• What to produce:
All of the data that follows should be retyped exactly, please, except the pictures.

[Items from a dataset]
+ + + +

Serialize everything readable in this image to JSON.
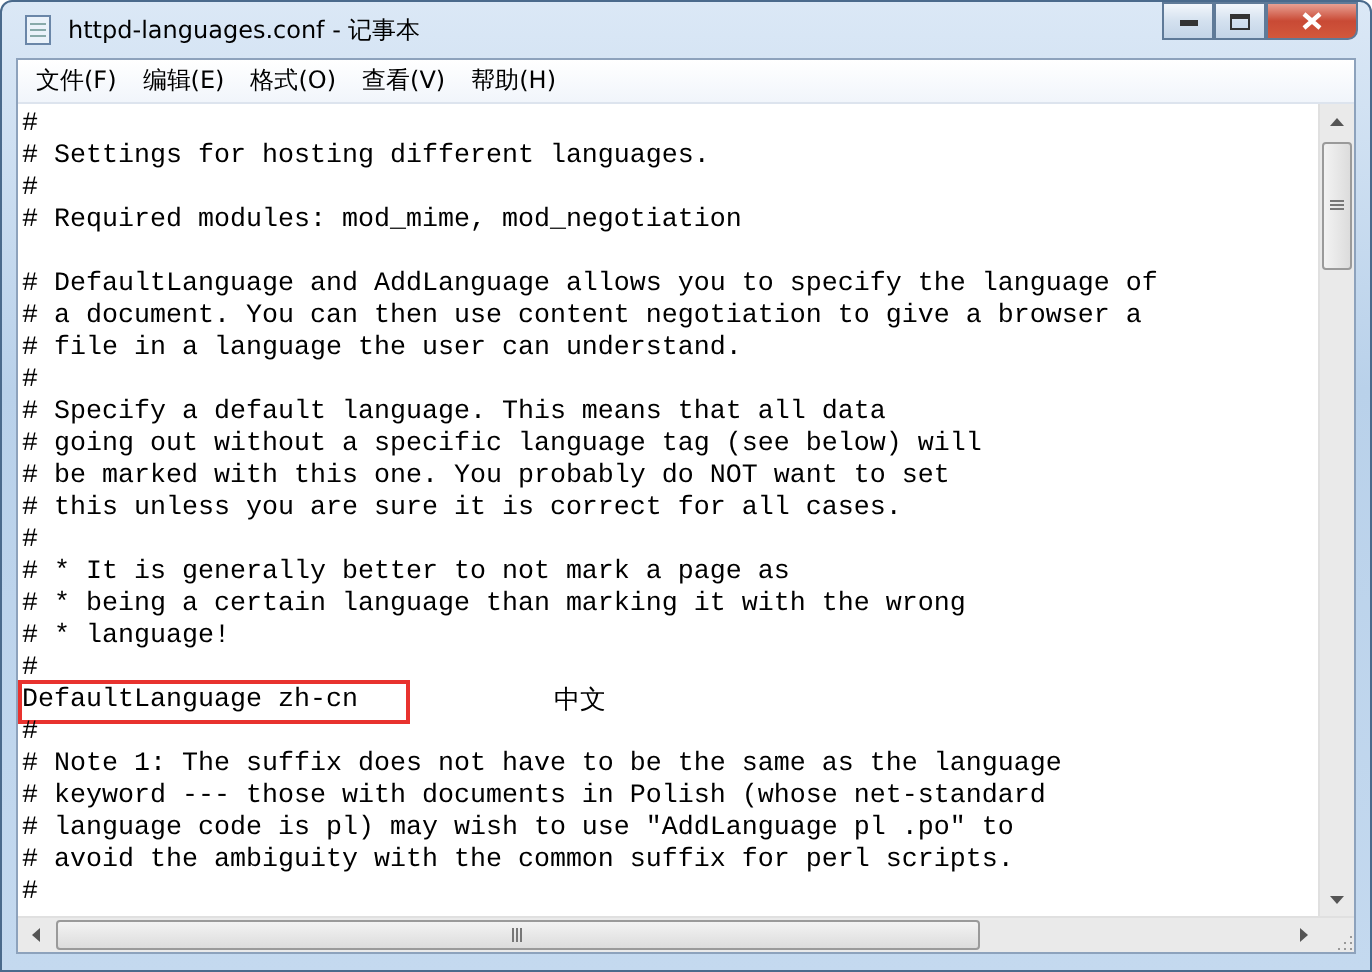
{
  "window": {
    "title": "httpd-languages.conf - 记事本"
  },
  "menu": [
    "文件(F)",
    "编辑(E)",
    "格式(O)",
    "查看(V)",
    "帮助(H)"
  ],
  "lines": [
    {
      "kind": "plain",
      "text": "#"
    },
    {
      "kind": "plain",
      "text": "# Settings for hosting different languages."
    },
    {
      "kind": "plain",
      "text": "#"
    },
    {
      "kind": "plain",
      "text": "# Required modules: mod_mime, mod_negotiation"
    },
    {
      "kind": "blank"
    },
    {
      "kind": "plain",
      "text": "# DefaultLanguage and AddLanguage allows you to specify the language of"
    },
    {
      "kind": "plain",
      "text": "# a document. You can then use content negotiation to give a browser a"
    },
    {
      "kind": "plain",
      "text": "# file in a language the user can understand."
    },
    {
      "kind": "plain",
      "text": "#"
    },
    {
      "kind": "plain",
      "text": "# Specify a default language. This means that all data"
    },
    {
      "kind": "plain",
      "text": "# going out without a specific language tag (see below) will"
    },
    {
      "kind": "plain",
      "text": "# be marked with this one. You probably do NOT want to set"
    },
    {
      "kind": "plain",
      "text": "# this unless you are sure it is correct for all cases."
    },
    {
      "kind": "plain",
      "text": "#"
    },
    {
      "kind": "plain",
      "text": "# * It is generally better to not mark a page as"
    },
    {
      "kind": "plain",
      "text": "# * being a certain language than marking it with the wrong"
    },
    {
      "kind": "plain",
      "text": "# * language!"
    },
    {
      "kind": "plain",
      "text": "#"
    },
    {
      "kind": "boxed",
      "text": "DefaultLanguage zh-cn",
      "annotation": "中文"
    },
    {
      "kind": "plain",
      "text": "#"
    },
    {
      "kind": "plain",
      "text": "# Note 1: The suffix does not have to be the same as the language"
    },
    {
      "kind": "plain",
      "text": "# keyword --- those with documents in Polish (whose net-standard"
    },
    {
      "kind": "plain",
      "text": "# language code is pl) may wish to use \"AddLanguage pl .po\" to"
    },
    {
      "kind": "plain",
      "text": "# avoid the ambiguity with the common suffix for perl scripts."
    },
    {
      "kind": "plain",
      "text": "#"
    }
  ]
}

+ + + +

• Correct result:
Serialize everything readable in this image to JSON.
{
  "window": {
    "title": "httpd-languages.conf - 记事本"
  },
  "menu": [
    "文件(F)",
    "编辑(E)",
    "格式(O)",
    "查看(V)",
    "帮助(H)"
  ],
  "lines": [
    {
      "kind": "plain",
      "text": "#"
    },
    {
      "kind": "plain",
      "text": "# Settings for hosting different languages."
    },
    {
      "kind": "plain",
      "text": "#"
    },
    {
      "kind": "plain",
      "text": "# Required modules: mod_mime, mod_negotiation"
    },
    {
      "kind": "blank"
    },
    {
      "kind": "plain",
      "text": "# DefaultLanguage and AddLanguage allows you to specify the language of"
    },
    {
      "kind": "plain",
      "text": "# a document. You can then use content negotiation to give a browser a"
    },
    {
      "kind": "plain",
      "text": "# file in a language the user can understand."
    },
    {
      "kind": "plain",
      "text": "#"
    },
    {
      "kind": "plain",
      "text": "# Specify a default language. This means that all data"
    },
    {
      "kind": "plain",
      "text": "# going out without a specific language tag (see below) will"
    },
    {
      "kind": "plain",
      "text": "# be marked with this one. You probably do NOT want to set"
    },
    {
      "kind": "plain",
      "text": "# this unless you are sure it is correct for all cases."
    },
    {
      "kind": "plain",
      "text": "#"
    },
    {
      "kind": "plain",
      "text": "# * It is generally better to not mark a page as"
    },
    {
      "kind": "plain",
      "text": "# * being a certain language than marking it with the wrong"
    },
    {
      "kind": "plain",
      "text": "# * language!"
    },
    {
      "kind": "plain",
      "text": "#"
    },
    {
      "kind": "boxed",
      "text": "DefaultLanguage zh-cn",
      "annotation": "中文"
    },
    {
      "kind": "plain",
      "text": "#"
    },
    {
      "kind": "plain",
      "text": "# Note 1: The suffix does not have to be the same as the language"
    },
    {
      "kind": "plain",
      "text": "# keyword --- those with documents in Polish (whose net-standard"
    },
    {
      "kind": "plain",
      "text": "# language code is pl) may wish to use \"AddLanguage pl .po\" to"
    },
    {
      "kind": "plain",
      "text": "# avoid the ambiguity with the common suffix for perl scripts."
    },
    {
      "kind": "plain",
      "text": "#"
    }
  ]
}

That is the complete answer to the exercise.